Jobs ->
a: In the analytics notes below, shorten the section beginning "Key idea → if item set X is not frequent" into a brief paragraph that keeps its main facts.
b: Answer these questions using the analytics notes below, marking each answer like its question:
(i) What do the notes name as the main application of association rules?
(ii) According to the notes, how is confidence calculated?
(iii) What does high intra-similarity mean for a cluster?
c: Extend the analytics notes below, starting after their final line.

Document text ->
..........
Analytics

Data mined without clear outcome in mind; exploratory in nature; not pre-defined or classified, discovered from the data

Unsupervised Learning Methods

  • Descriptive and exploratory in nature

  • Mined to uncover previously unknown patterns without outcome in mind

  • Make use of unlabeled data: no specified outcome variable

  • Assessing how good the results are (subjective)

Supervised Learning Methods

  • Prediction methods

  • Mined with clear objective to predict a specific outcome

  • Make use of labeled data; outcome variable is known

  • Assessing performance of model is done with objective metrics

Association Rules

Discovering relationships among items

General Idea → Investigating co-occurrence of items, events, variables and so on

Recommendation Systems are main application (e-commerce)

Market Basket Analysis

Definitions

  • X→Y : Association rule (relationship between item sets)

    • Association rules are direction

    • Item sets cannot be overlapping

  • X : antecedent (body)

  • Y : consequent (head)

Metrics / Measures

Assessing association rules

  • (Support Count) count of transactions containing item-set [σ]

    • Support count of X, support count of Y and support count X→Y

    • Not directional

  • (Support Percentage) fraction of transactions that contain all item-sets; probability randomly selected transaction contains item set [s]

    • # of transaction with item set / total # of transactions

    • Support percent of X, support percent Y, support percent X→Y

    • Not directional

  • (Confidence) how often Y appears with transactions containing X; probability transaction including X will include Y [conf.]

    • Count (X→Y) / Count (X)

    • Directional

  • (Lift) measure o how much more likely 2 item sets co occur [lift]

    • Conf. (X→Y) / S(Y)

    • No direction

Algorithms - finding good candidates

  • To find rules that are good candidates, only consider frequent item-sets; specify minimum support (minsupp) and minimum confidence (minconfidence) based on domain knowledge or business goals

  • Frequent item-sets → support >= minsupp

    • Minimum support threshold lightens computational load

Apriori Algorithm

  • Key idea → if item set X is not frequent then any item sets containing X cannot be frequent

    • Algorithm process:

      1. consider all one-item-sets, compute support, keep sets with supp >= minsupp

      2. form two-item-sets with items sets from step 1, keep sets with supp >=minsupp

      3. form three-item-sets with items from step 1, keep sets with supp >=minsupp

      4. continue till no further combo’s to consider, resulting item sets satisfy minsupp

      5. calculate confidence of item-sets, keep sets with conf. >= minconfidence; this is the final set of rules

        • Can also calculate lift of these rules

Interpretation of results

  • Confidence: when X happens, [conf.]% of the time Y also happens

  • Lift: when X happens, Y is [lift-1] percent more/less liekly

    • Lift > 1; customers who buy X are more likely to buy Y

    • Lift = 1; customers who buy X are as likely to buy Y

    • Lift < 1; customers who buy X are less likely to buy Y

Cluster Analysis

Organizing observations in internally similar and meaningful clusters

Cluster Properties

  • High Intra-Similarity → points in same cluster are similar to each other

  • Lower Inter-Similarity → points in different clusters are different

Applications of Clustering

  1. Discover natural patterns in data

  2. Facilitate analysis of large datasets

Why Algorithms

  • Data sets in N-dimensional spaces; datasets with M observations of N dimensions, we need to:

    • Understand similarity between data

    • Decide which clustering method

    • How many clusters (stopping criteria)
..........
Supplied material ->

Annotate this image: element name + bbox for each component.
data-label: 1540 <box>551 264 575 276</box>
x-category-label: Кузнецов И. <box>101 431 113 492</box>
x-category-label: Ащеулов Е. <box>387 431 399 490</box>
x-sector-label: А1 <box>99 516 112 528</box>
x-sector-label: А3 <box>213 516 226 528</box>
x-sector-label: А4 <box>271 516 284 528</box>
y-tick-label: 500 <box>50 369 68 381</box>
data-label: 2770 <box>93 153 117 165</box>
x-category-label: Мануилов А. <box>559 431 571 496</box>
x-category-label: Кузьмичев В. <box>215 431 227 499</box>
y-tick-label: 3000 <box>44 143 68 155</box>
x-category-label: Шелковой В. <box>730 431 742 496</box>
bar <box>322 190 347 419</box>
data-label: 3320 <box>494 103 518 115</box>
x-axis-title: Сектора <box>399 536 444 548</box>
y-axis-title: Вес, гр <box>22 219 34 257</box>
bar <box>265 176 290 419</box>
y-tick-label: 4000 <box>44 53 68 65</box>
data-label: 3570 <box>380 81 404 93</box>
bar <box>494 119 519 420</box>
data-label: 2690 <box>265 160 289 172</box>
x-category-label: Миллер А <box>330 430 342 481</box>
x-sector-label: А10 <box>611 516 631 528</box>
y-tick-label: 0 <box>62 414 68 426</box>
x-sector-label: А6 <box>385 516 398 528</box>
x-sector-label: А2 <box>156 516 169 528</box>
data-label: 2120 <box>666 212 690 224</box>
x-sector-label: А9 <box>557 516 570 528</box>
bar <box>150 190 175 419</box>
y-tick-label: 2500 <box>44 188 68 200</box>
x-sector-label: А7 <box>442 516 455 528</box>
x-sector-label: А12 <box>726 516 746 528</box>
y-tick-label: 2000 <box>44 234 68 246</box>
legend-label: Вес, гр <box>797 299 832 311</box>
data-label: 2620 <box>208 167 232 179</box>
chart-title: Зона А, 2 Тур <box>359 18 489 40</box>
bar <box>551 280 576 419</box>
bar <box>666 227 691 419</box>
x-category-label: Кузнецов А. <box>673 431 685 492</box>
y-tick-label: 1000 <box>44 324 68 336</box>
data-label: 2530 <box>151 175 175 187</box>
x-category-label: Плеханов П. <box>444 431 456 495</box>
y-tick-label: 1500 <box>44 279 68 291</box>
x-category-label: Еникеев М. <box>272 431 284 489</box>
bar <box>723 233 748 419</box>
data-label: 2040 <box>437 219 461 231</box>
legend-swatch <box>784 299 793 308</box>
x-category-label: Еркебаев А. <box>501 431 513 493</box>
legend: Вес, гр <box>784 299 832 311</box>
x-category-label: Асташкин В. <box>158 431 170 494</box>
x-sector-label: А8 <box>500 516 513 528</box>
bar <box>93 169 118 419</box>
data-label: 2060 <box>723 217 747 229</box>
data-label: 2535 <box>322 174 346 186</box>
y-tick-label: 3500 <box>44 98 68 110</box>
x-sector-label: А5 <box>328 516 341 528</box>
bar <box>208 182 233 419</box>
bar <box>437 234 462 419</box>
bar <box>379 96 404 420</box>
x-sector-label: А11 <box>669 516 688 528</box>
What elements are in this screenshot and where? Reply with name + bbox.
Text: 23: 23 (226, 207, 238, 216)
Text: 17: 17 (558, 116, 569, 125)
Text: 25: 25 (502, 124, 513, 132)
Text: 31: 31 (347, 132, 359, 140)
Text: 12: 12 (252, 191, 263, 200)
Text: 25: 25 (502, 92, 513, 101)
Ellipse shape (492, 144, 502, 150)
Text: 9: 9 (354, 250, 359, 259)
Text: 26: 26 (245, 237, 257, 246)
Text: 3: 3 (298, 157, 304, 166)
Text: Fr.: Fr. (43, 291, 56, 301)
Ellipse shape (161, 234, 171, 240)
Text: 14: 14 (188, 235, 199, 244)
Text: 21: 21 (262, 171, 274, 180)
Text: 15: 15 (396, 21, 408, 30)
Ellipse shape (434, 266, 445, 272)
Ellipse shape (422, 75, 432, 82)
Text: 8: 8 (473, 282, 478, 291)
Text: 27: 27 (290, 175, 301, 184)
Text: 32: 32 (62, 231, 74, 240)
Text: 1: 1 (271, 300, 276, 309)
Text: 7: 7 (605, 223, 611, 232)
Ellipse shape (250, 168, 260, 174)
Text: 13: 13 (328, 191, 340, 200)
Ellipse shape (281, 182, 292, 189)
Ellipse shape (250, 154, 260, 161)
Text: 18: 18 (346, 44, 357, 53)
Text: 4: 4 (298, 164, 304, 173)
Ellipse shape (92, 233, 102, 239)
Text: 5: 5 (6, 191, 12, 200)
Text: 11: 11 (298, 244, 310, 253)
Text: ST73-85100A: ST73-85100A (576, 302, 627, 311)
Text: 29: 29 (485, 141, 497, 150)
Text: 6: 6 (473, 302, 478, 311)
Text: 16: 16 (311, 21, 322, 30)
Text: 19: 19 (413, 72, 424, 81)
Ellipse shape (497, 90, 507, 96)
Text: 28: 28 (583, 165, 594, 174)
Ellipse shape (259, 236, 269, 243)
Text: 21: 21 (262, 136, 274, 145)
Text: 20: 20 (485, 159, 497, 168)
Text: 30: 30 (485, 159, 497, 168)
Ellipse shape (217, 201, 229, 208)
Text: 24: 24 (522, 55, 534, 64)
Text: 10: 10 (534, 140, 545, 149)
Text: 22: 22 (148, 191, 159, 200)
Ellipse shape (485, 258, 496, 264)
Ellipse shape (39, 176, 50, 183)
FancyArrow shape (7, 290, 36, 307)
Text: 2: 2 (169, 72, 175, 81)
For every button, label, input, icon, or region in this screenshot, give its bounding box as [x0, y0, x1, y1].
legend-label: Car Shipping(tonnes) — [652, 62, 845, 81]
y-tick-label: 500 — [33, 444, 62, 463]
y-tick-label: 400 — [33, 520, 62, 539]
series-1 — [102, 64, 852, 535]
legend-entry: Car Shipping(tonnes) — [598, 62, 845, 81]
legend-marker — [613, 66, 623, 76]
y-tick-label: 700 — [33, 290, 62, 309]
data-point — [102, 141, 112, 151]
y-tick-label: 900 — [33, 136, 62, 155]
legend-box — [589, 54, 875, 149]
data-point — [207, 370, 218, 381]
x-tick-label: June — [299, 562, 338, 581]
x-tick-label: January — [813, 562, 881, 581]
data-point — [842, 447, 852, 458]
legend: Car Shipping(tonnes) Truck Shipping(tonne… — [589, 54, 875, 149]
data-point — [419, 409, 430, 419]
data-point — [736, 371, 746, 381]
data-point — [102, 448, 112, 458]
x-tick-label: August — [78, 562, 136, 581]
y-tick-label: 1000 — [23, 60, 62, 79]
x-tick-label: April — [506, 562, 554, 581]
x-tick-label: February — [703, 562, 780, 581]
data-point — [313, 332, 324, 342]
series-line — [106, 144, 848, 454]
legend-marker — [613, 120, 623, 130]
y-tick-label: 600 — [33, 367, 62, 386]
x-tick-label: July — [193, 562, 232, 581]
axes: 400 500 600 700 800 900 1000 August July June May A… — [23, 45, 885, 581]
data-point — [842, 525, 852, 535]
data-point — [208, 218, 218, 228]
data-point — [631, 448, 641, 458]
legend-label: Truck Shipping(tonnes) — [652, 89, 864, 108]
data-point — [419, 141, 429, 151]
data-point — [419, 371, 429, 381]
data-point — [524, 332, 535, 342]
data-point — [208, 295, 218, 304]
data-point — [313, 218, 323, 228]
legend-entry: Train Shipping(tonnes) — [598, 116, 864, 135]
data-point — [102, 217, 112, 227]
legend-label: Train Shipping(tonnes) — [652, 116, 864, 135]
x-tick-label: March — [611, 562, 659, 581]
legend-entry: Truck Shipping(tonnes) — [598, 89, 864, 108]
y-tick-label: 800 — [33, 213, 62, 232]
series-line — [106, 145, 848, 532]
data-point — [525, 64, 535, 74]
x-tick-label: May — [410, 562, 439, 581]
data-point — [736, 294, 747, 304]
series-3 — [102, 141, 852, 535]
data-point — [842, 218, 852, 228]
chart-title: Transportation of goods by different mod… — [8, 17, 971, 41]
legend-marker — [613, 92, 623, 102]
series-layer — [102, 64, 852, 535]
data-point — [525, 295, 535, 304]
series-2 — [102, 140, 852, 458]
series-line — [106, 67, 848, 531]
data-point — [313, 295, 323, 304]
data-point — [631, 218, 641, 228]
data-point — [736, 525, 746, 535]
..........
Responses ->
a: Apriori rests on one idea: if item set X is not frequent, no item set containing X can be frequent. The algorithm first computes support for every one-item set and keeps those with support at or above minsupp. It then forms two-item sets and three-item sets from the items kept in the first step, again keeping only those that meet minsupp. It continues until no combinations remain. Finally, it calculates confidence and keeps the sets with confidence at or above minconfidence, which form the final set of rules. Lift can also be calculated for these rules.

b:
(i) Recommendation systems (e-commerce).
(ii) Count (X→Y) divided by Count (X).
(iii) Points in the same cluster are similar to each other.

c:
    • Evaluate quality of clusters

Distance Measures (similarity between individual data points)

  • Numerical Data (higher distance → more different; lower distance → more similar)

    • Euclidean Distance (straight line distance)

    • Manhattan Distance (rectilinear distance)

  • Binary Data (higher distance → more different; lower distance → more similar)

    • Matching Distance (# of mismatches over total #)

    • Jaccard Distance (excludes null observations)

      • Used for asymmetric binary data (i.e non senior can mean different things)

  • Data Normalization

    • Different type of attributes → mixed data

    • Attributes that take values in different ranges → non comparable data

    • (Data Normalization) eliminate specific units of measurement to transform them to common scale

      • Min-Max Normalization → rescale attributes to have values between 0 and 1 using min and max

        • New Value = (x-min) / (max-min)

      • Standardization → transform each attribute to have mean of 0 and sd of 1; Need to transform binary too

        • New Value = (x-sample mean) / sample sd

          • Step 1: compute mean + SD

          • Step 2: perform standardization

Linkage Methods (distance between clusters)

  • Single Linkage: min pairwise distance between points from diff. clusters

    • Compute all distances between points + pick min

    • Sensitive to outliers, good for odd shapes

  • Complete Linkage: max pairwise distance between points from diff. clusters

    • Compute all distances between points + pick max

    • Tends to break large clusters

  • Average Linkage: average pairwise distance between points from diff. clusters

    • Compute all distances between points + take avg.

    • Tends to produce similar results to centroid linkage

  • Centroid Linkage: distance between two clusters centroids (cluster means)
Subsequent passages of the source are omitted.